OBJECTIVE: Restate the whole listing word for word. Pictures are left out.

Dataset excerpt
** begin **

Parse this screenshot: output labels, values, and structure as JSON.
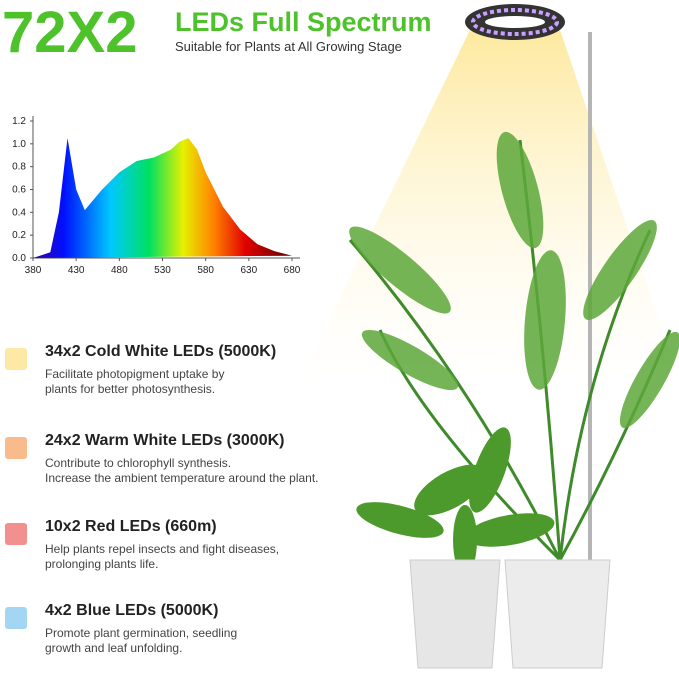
{
  "header": {
    "title_number": "72X2",
    "title": "LEDs Full Spectrum",
    "subtitle": "Suitable for Plants at All Growing Stage"
  },
  "chart_data": {
    "type": "area",
    "x": [
      380,
      400,
      410,
      420,
      430,
      440,
      460,
      480,
      500,
      520,
      540,
      550,
      560,
      570,
      580,
      600,
      620,
      640,
      660,
      680
    ],
    "values": [
      0,
      0.05,
      0.4,
      1.05,
      0.6,
      0.42,
      0.6,
      0.75,
      0.85,
      0.88,
      0.95,
      1.02,
      1.05,
      0.95,
      0.75,
      0.45,
      0.25,
      0.12,
      0.06,
      0.02
    ],
    "xlim": [
      380,
      680
    ],
    "ylim": [
      0,
      1.2
    ],
    "xticks": [
      380,
      430,
      480,
      530,
      580,
      630,
      680
    ],
    "yticks": [
      {
        "value": 0,
        "label": "0.0"
      },
      {
        "value": 0.2,
        "label": "0.2"
      },
      {
        "value": 0.4,
        "label": "0.4"
      },
      {
        "value": 0.6,
        "label": "0.6"
      },
      {
        "value": 0.8,
        "label": "0.8"
      },
      {
        "value": 1,
        "label": "1.0"
      },
      {
        "value": 1.2,
        "label": "1.2"
      }
    ]
  },
  "items": [
    {
      "title": "34x2 Cold White LEDs (5000K)",
      "color": "#fde9a6",
      "description": [
        "Facilitate photopigment uptake by",
        "plants for better photosynthesis."
      ]
    },
    {
      "title": "24x2 Warm White LEDs (3000K)",
      "color": "#f9bb8c",
      "description": [
        "Contribute to chlorophyll synthesis.",
        "Increase the ambient temperature around the plant."
      ]
    },
    {
      "title": "10x2 Red LEDs (660m)",
      "color": "#f28f8f",
      "description": [
        "Help plants repel insects and fight diseases,",
        "prolonging plants life."
      ]
    },
    {
      "title": "4x2 Blue LEDs (5000K)",
      "color": "#a3d6f2",
      "description": [
        "Promote plant germination, seedling",
        "growth and leaf unfolding."
      ]
    }
  ]
}
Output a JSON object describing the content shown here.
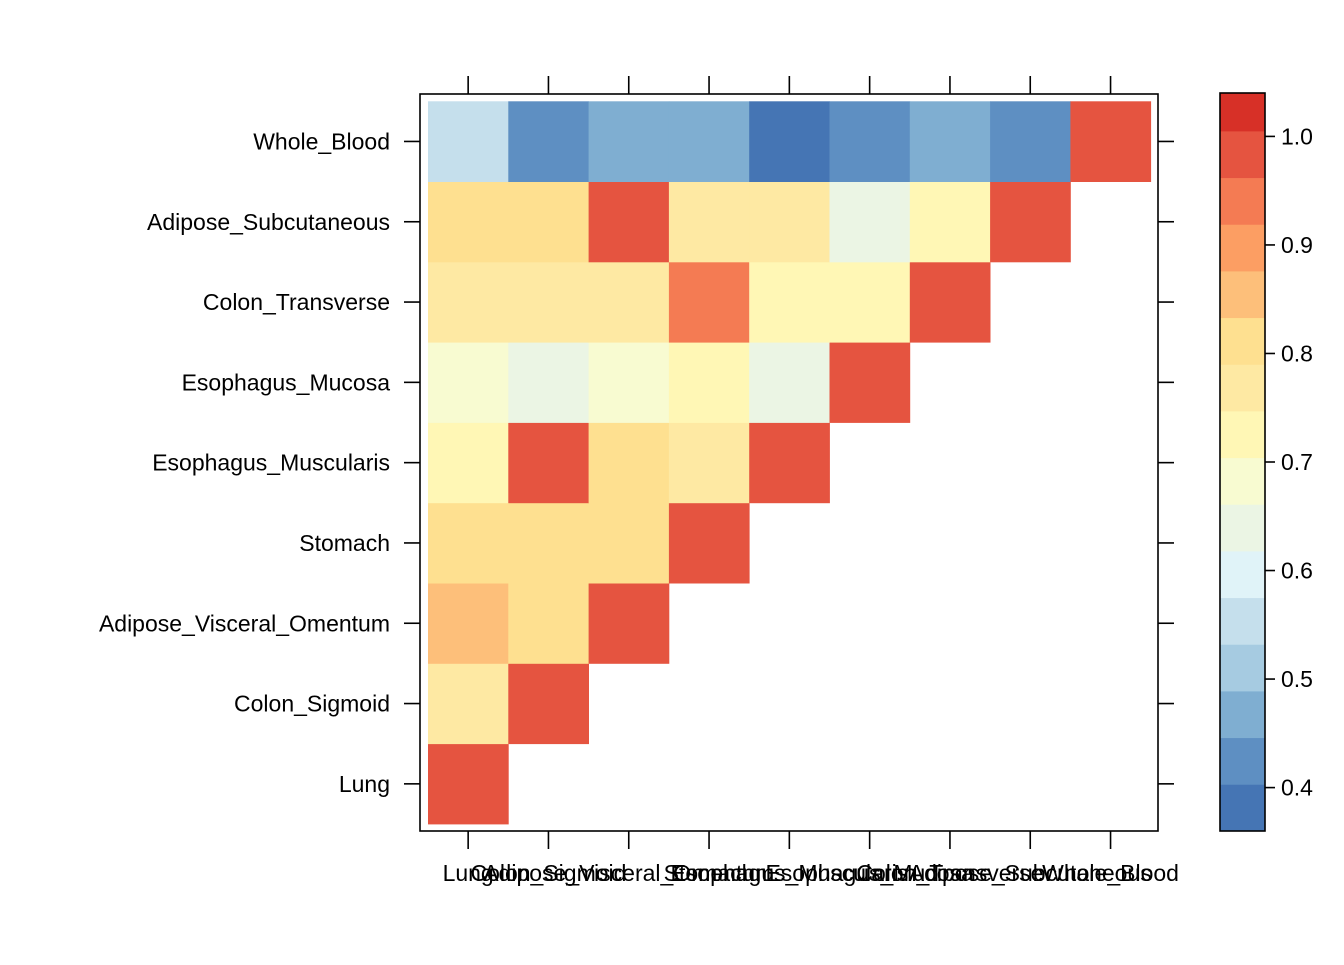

** end **

WRITTEN RESPONSE:
Parse this screenshot: output labels, values, and structure as JSON.
{
  "header": {
    "title_number": "72X2",
    "title": "LEDs Full Spectrum",
    "subtitle": "Suitable for Plants at All Growing Stage"
  },
  "chart_data": {
    "type": "area",
    "x": [
      380,
      400,
      410,
      420,
      430,
      440,
      460,
      480,
      500,
      520,
      540,
      550,
      560,
      570,
      580,
      600,
      620,
      640,
      660,
      680
    ],
    "values": [
      0,
      0.05,
      0.4,
      1.05,
      0.6,
      0.42,
      0.6,
      0.75,
      0.85,
      0.88,
      0.95,
      1.02,
      1.05,
      0.95,
      0.75,
      0.45,
      0.25,
      0.12,
      0.06,
      0.02
    ],
    "xlim": [
      380,
      680
    ],
    "ylim": [
      0,
      1.2
    ],
    "xticks": [
      380,
      430,
      480,
      530,
      580,
      630,
      680
    ],
    "yticks": [
      {
        "value": 0,
        "label": "0.0"
      },
      {
        "value": 0.2,
        "label": "0.2"
      },
      {
        "value": 0.4,
        "label": "0.4"
      },
      {
        "value": 0.6,
        "label": "0.6"
      },
      {
        "value": 0.8,
        "label": "0.8"
      },
      {
        "value": 1,
        "label": "1.0"
      },
      {
        "value": 1.2,
        "label": "1.2"
      }
    ]
  },
  "items": [
    {
      "title": "34x2 Cold White LEDs (5000K)",
      "color": "#fde9a6",
      "description": [
        "Facilitate photopigment uptake by",
        "plants for better photosynthesis."
      ]
    },
    {
      "title": "24x2 Warm White LEDs (3000K)",
      "color": "#f9bb8c",
      "description": [
        "Contribute to chlorophyll synthesis.",
        "Increase the ambient temperature around the plant."
      ]
    },
    {
      "title": "10x2 Red LEDs (660m)",
      "color": "#f28f8f",
      "description": [
        "Help plants repel insects and fight diseases,",
        "prolonging plants life."
      ]
    },
    {
      "title": "4x2 Blue LEDs (5000K)",
      "color": "#a3d6f2",
      "description": [
        "Promote plant germination, seedling",
        "growth and leaf unfolding."
      ]
    }
  ]
}
Output a JSON object describing the content shown here.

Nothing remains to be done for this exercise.